Reproduce all lines of the listing below in which the word "content" occurs.

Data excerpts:
[Begin]
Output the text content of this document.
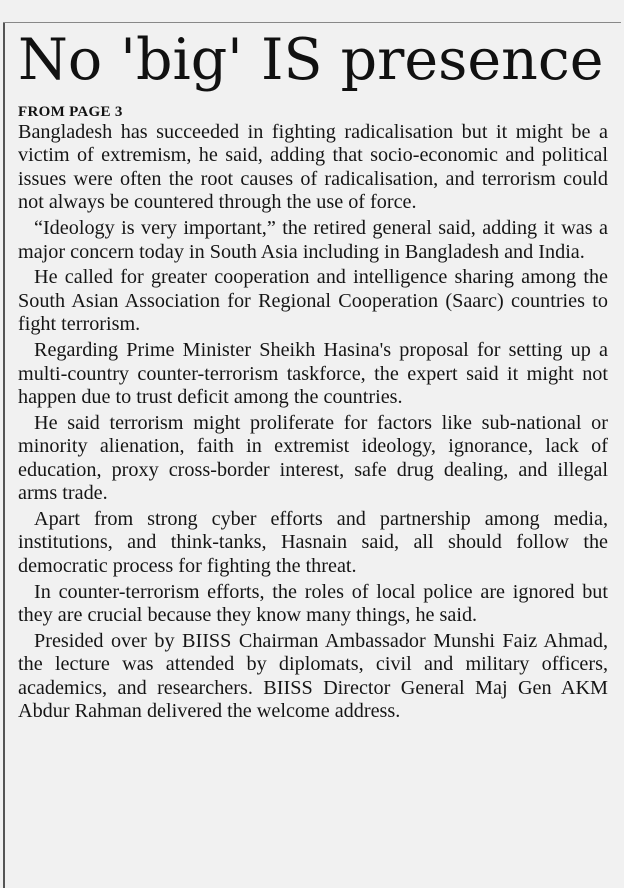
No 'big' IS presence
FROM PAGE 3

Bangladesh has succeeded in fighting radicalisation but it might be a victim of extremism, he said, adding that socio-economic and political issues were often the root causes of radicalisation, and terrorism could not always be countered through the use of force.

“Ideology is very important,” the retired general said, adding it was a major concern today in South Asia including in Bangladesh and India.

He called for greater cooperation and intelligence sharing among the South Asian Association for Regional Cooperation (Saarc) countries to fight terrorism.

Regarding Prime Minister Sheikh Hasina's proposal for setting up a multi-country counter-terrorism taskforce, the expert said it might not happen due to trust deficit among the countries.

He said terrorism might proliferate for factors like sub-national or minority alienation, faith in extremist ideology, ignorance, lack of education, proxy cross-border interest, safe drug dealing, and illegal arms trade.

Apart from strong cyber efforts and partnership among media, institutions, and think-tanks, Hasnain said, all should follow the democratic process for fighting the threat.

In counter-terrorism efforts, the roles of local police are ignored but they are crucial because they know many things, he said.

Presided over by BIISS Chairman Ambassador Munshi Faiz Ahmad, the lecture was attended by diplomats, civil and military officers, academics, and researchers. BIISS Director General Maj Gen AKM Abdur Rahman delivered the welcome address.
[End]
[Begin]
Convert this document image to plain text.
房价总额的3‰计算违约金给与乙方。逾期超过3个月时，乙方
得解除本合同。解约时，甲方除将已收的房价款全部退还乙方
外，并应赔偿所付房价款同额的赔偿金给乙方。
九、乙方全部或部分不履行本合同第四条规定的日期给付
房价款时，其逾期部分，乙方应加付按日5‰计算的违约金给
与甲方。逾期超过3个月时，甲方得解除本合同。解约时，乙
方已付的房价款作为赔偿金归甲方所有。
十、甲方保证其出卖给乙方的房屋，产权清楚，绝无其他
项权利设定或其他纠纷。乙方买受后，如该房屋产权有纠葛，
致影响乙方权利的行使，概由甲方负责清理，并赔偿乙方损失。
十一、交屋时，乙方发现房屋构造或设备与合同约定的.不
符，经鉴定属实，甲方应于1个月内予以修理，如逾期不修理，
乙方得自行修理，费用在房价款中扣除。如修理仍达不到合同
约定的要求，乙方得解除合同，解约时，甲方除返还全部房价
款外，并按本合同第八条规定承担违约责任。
[End]
[Begin]
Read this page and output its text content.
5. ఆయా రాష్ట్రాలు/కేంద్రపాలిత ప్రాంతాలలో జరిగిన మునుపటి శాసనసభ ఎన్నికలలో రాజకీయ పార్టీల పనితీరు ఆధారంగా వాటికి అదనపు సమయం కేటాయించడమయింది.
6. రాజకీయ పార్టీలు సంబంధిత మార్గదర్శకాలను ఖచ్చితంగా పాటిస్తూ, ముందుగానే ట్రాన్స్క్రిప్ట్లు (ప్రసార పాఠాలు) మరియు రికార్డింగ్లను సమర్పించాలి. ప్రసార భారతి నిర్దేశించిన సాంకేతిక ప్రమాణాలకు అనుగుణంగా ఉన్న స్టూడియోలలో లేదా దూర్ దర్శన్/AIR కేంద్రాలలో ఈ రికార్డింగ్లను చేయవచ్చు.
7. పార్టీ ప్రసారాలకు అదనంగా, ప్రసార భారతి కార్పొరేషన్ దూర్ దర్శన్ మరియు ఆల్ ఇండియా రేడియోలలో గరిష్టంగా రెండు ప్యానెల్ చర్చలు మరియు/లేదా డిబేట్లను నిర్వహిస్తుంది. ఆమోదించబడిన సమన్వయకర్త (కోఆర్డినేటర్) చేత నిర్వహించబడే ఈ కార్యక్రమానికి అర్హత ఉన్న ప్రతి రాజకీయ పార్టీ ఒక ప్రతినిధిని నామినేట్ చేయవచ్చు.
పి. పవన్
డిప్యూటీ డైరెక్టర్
[End]
ANSWER TO THE TASK:
Output the text content of this document.
Read this page and output its text content.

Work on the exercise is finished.